• **WHAT IS EXPECTED**
Transcribe the material below exactly as it appears.

-----

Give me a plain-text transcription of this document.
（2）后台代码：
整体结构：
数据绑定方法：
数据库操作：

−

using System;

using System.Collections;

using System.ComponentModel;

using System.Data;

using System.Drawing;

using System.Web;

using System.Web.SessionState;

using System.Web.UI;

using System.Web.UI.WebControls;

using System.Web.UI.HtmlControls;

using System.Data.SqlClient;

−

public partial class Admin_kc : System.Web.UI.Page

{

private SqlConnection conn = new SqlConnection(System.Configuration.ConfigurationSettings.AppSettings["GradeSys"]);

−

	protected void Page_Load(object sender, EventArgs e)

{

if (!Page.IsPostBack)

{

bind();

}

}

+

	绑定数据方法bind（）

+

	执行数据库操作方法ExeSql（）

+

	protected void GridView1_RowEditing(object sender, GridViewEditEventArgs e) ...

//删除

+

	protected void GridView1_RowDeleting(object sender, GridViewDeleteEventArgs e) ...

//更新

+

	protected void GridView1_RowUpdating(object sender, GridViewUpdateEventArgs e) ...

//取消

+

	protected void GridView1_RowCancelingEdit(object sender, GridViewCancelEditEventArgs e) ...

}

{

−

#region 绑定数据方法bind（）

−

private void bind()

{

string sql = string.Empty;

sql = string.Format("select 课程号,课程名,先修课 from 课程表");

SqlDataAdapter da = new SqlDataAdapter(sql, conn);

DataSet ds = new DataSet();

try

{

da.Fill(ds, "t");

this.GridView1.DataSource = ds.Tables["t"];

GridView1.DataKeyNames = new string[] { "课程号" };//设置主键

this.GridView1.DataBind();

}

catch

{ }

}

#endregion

-----

• **EXPECTED ANSWER**
Give me a plain-text transcription of this document.
（2）后台代码：
整体结构：
数据绑定方法：
数据库操作：

−

using System;

using System.Collections;

using System.ComponentModel;

using System.Data;

using System.Drawing;

using System.Web;

using System.Web.SessionState;

using System.Web.UI;

using System.Web.UI.WebControls;

using System.Web.UI.HtmlControls;

using System.Data.SqlClient;

−

public partial class Admin_kc : System.Web.UI.Page

{

private SqlConnection conn = new SqlConnection(System.Configuration.ConfigurationSettings.AppSettings["GradeSys"]);

−

	protected void Page_Load(object sender, EventArgs e)

{

if (!Page.IsPostBack)

{

bind();

}

}

+

	绑定数据方法bind（）

+

	执行数据库操作方法ExeSql（）

+

	protected void GridView1_RowEditing(object sender, GridViewEditEventArgs e) ...

//删除

+

	protected void GridView1_RowDeleting(object sender, GridViewDeleteEventArgs e) ...

//更新

+

	protected void GridView1_RowUpdating(object sender, GridViewUpdateEventArgs e) ...

//取消

+

	protected void GridView1_RowCancelingEdit(object sender, GridViewCancelEditEventArgs e) ...

}

{

−

#region 绑定数据方法bind（）

−

private void bind()

{

string sql = string.Empty;

sql = string.Format("select 课程号,课程名,先修课 from 课程表");

SqlDataAdapter da = new SqlDataAdapter(sql, conn);

DataSet ds = new DataSet();

try

{

da.Fill(ds, "t");

this.GridView1.DataSource = ds.Tables["t"];

GridView1.DataKeyNames = new string[] { "课程号" };//设置主键

this.GridView1.DataBind();

}

catch

{ }

}

#endregion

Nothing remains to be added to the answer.